Given request
Give the count of lines holding the string "Terengganu" and nothing else.
____ Material provided
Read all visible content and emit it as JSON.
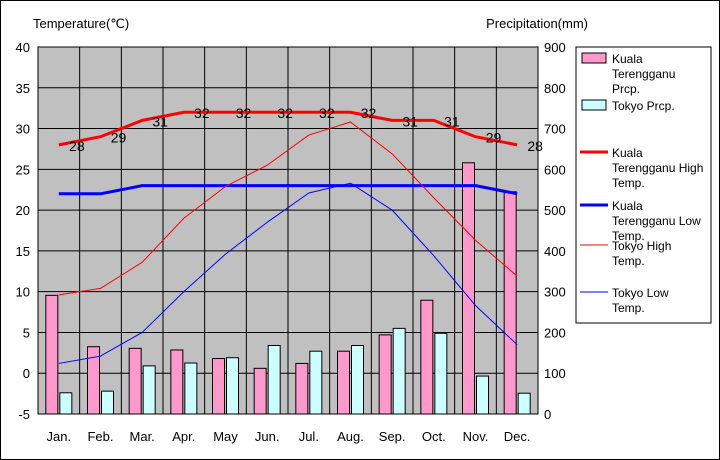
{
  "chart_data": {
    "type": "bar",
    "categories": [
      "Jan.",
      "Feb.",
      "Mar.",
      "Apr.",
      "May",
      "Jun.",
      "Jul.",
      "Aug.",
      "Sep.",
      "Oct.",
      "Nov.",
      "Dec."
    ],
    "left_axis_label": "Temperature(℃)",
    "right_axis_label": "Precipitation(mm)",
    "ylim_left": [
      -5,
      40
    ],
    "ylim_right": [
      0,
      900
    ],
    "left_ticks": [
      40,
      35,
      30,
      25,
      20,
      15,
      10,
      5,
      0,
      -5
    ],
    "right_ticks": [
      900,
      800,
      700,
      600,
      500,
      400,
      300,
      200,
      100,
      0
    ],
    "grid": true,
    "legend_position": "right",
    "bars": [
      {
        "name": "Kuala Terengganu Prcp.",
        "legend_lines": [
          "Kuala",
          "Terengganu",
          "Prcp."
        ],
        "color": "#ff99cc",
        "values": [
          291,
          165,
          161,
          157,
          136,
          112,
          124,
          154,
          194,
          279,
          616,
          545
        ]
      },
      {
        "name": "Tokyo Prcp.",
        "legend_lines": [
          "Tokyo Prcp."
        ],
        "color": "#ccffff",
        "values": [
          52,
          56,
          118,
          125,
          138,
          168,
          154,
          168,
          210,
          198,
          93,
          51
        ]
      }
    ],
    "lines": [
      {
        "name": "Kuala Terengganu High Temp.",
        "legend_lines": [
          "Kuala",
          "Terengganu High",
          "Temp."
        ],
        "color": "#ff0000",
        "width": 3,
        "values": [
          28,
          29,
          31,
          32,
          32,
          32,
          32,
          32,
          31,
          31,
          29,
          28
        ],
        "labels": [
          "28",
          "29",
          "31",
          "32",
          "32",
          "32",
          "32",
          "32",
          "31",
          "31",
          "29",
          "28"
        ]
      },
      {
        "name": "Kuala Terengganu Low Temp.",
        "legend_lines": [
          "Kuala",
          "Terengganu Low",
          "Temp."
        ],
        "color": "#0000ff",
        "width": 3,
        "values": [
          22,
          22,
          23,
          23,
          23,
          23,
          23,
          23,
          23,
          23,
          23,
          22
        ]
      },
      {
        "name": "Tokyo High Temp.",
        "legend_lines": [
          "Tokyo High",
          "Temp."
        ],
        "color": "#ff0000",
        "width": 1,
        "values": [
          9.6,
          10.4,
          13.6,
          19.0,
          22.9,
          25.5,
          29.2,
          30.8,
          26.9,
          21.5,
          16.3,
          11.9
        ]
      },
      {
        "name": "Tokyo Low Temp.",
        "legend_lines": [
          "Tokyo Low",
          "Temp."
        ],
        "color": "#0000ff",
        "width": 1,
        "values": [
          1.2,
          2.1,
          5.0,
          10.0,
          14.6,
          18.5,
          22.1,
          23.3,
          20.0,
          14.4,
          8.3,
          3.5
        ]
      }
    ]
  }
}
________
Result of this task
6